SOURCE DOCUMENT:
The NSF's 1985 decision to create a national supercomputing network reflected a recognition that computational science had become foundational across disciplines — physics, chemistry, biology, materials science, climate modeling, and engineering all required computing resources that exceeded what research universities could provide from their own budgets. The five centers it funded were geographically distributed: Cornell (the Cornell Theory Center), the University of Illinois (the National Center for Supercomputing Applications), the Pittsburgh Supercomputing Center (jointly run by Carnegie Mellon, the University of Pittsburgh, and Westinghouse), the John von Neumann Center at Princeton, and UC San Diego each received substantial funding to acquire and operate high-performance computing systems and make them available to researchers nationwide.

This was a deliberate act of scientific infrastructure building — the computational equivalent of funding telescope observatories or particle accelerators. Individual researchers submitting proposals to the NSF could request computing time at these centers just as they might request telescope time at a national observatory. The model democratized access to supercomputing in a way that transformed what was computationally possible for academic research.

San Diego's center was from the beginning more than a data center with expensive hardware. It pursued research in the methodologies of high-performance computing itself — in how to design algorithms, software, and data management systems that could make effective use of the fastest machines available — and in applications to fields ranging from computational biology to geoinformatics to visualization.

Among SDSC's most enduring contributions is its role in creating and maintaining the Protein Data Bank — a worldwide repository of three-dimensional structural data for biological molecules, primarily proteins and nucleic acids. Structural biology, which determines the three-dimensional shapes of molecules using techniques like X-ray crystallography and electron microscopy, generates data that is useless to the broader research community unless it is archived, standardized, and made freely accessible. The Protein Data Bank, which SDSC manages in partnership with other institutions, provides that infrastructure.

The database matters enormously in an era when drug discovery depends on understanding how proteins are shaped and how potential drug molecules might interact with those shapes. The COVID-19 vaccines that were developed with unprecedented speed depended on structural data about the SARS-CoV-2 spike protein that was deposited in databases like the Protein Data Bank within weeks of the virus being sequenced. The value of open, accessible scientific data infrastructure becomes most visible in moments of crisis, when the accumulated work of decades can be mobilized rapidly.

SDSC was also one of four original sites of the TeraGrid — the NSF-funded computational grid that connected supercomputer centers, data archives, and specialized resources across the United States into an integrated network. The TeraGrid was a precursor to the more distributed computational infrastructure that now characterizes scientific computing, where work is distributed across many nodes rather than concentrated on a single large machine.

PROVIDED INFORMATION:
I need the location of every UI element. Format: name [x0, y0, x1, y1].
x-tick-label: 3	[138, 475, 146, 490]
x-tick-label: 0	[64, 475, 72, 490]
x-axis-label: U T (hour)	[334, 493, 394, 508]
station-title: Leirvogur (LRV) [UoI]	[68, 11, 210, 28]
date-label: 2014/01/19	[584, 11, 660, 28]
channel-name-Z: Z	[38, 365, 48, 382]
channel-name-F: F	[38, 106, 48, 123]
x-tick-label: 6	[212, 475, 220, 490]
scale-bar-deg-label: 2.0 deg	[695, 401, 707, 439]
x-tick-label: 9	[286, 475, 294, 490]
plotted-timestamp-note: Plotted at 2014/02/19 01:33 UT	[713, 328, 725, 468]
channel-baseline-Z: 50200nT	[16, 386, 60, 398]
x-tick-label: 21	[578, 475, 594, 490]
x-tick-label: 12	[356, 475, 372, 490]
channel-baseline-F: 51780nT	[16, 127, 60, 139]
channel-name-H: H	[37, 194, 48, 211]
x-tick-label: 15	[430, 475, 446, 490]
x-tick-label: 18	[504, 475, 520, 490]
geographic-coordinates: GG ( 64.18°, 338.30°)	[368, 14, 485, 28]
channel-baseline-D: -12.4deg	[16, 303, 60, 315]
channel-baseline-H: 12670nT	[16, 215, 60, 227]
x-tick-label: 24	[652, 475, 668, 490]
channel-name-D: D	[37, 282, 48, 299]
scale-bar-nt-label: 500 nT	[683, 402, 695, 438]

ACTIVITY LIST:
• a. Using the text on the NSF supercomputing centers, decide whether each statement agrees with it. Answer yes or no for each, and quote the words of the text that decide it.
(i) The NSF funded five supercomputing centers as part of its 1985 network.
(ii) SDSC was one of six original TeraGrid sites.
(iii) Carnegie Mellon ran the Pittsburgh Supercomputing Center by itself.
• b. Retype word for word the part of the text on the NSF supercomputing centers that begins at the words "San Diego's center" and ends after the words "geoinformatics to visualization.".

RESPONSES BY TASK:
• a.
(i) Yes: "The five centers it funded were geographically distributed"
(ii) No: "SDSC was also one of four original sites of the TeraGrid"
(iii) No: "jointly run by Carnegie Mellon, the University of Pittsburgh, and Westinghouse"

• b.
San Diego's center was from the beginning more than a data center with expensive hardware. It pursued research in the methodologies of high-performance computing itself — in how to design algorithms, software, and data management systems that could make effective use of the fastest machines available — and in applications to fields ranging from computational biology to geoinformatics to visualization.